**MATERIAL SHOWN**
--------
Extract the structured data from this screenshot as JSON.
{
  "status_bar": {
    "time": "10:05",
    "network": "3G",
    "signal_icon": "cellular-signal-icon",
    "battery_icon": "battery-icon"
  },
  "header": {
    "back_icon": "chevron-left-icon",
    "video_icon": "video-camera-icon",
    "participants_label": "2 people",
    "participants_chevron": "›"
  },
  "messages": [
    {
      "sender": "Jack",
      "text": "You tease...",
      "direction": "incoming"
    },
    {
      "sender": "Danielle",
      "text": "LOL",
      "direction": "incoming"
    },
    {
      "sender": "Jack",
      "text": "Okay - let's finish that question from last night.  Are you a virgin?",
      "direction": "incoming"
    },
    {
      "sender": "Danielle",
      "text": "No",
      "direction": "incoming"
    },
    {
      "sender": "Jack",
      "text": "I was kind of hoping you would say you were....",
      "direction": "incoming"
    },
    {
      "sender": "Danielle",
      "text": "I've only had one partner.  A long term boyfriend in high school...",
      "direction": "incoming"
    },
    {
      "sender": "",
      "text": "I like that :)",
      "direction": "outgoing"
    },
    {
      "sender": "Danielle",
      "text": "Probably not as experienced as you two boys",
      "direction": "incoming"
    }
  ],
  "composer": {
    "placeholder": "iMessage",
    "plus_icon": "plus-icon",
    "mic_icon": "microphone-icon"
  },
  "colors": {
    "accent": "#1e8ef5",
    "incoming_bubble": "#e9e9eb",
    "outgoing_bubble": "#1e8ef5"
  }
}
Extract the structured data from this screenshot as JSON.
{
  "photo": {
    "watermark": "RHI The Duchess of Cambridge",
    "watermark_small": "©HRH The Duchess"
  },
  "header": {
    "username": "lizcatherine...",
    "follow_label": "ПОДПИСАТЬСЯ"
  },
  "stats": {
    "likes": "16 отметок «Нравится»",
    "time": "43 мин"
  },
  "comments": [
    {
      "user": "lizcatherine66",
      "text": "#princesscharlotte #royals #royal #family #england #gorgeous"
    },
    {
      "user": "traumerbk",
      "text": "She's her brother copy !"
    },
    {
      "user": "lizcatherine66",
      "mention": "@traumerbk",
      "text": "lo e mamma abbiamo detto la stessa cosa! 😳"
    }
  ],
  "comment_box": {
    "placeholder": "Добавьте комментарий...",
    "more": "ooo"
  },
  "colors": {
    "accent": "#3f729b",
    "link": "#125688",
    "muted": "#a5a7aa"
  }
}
--------
**TASK BRIEF**
Select every line of the material above holding the word "Duchess" and copy it.

**SOLUTION TO THIS TASK**
    "watermark": "RHI The Duchess of Cambridge",
    "watermark_small": "©HRH The Duchess"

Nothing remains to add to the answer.